* START TASK MATERIAL *

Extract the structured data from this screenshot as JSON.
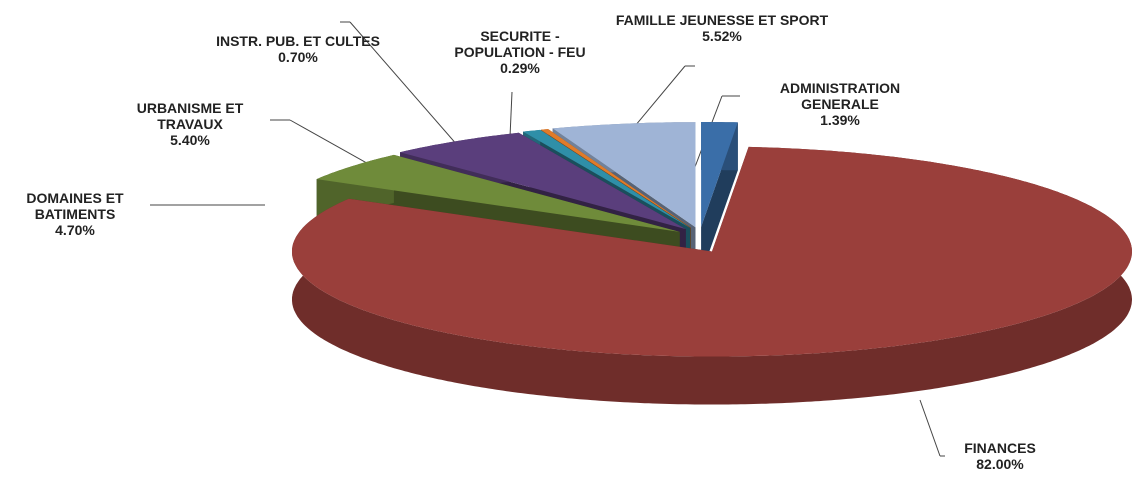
{
  "chart_data": {
    "type": "pie3d",
    "categories": [
      "ADMINISTRATION GENERALE",
      "FINANCES",
      "DOMAINES ET BATIMENTS",
      "URBANISME ET TRAVAUX",
      "INSTR. PUB. ET CULTES",
      "SECURITE - POPULATION - FEU",
      "FAMILLE JEUNESSE ET SPORT"
    ],
    "values": [
      1.39,
      82.0,
      4.7,
      5.4,
      0.7,
      0.29,
      5.52
    ],
    "value_labels": [
      "1.39%",
      "82.00%",
      "4.70%",
      "5.40%",
      "0.70%",
      "0.29%",
      "5.52%"
    ],
    "colors": [
      "#3a6ea8",
      "#9a3f3b",
      "#6f8b3a",
      "#5a3e7c",
      "#2f8fa8",
      "#e07b2a",
      "#9fb4d6"
    ]
  }
}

* END TASK MATERIAL *

• [WHAT THIS TASK INVOLVES] Reproduce the entries above word for word. Pictures stay out.

• [EXERCISE SOLUTION]
Extract the structured data from this screenshot as JSON.
{
  "chart_data": {
    "type": "pie3d",
    "categories": [
      "ADMINISTRATION GENERALE",
      "FINANCES",
      "DOMAINES ET BATIMENTS",
      "URBANISME ET TRAVAUX",
      "INSTR. PUB. ET CULTES",
      "SECURITE - POPULATION - FEU",
      "FAMILLE JEUNESSE ET SPORT"
    ],
    "values": [
      1.39,
      82.0,
      4.7,
      5.4,
      0.7,
      0.29,
      5.52
    ],
    "value_labels": [
      "1.39%",
      "82.00%",
      "4.70%",
      "5.40%",
      "0.70%",
      "0.29%",
      "5.52%"
    ],
    "colors": [
      "#3a6ea8",
      "#9a3f3b",
      "#6f8b3a",
      "#5a3e7c",
      "#2f8fa8",
      "#e07b2a",
      "#9fb4d6"
    ]
  }
}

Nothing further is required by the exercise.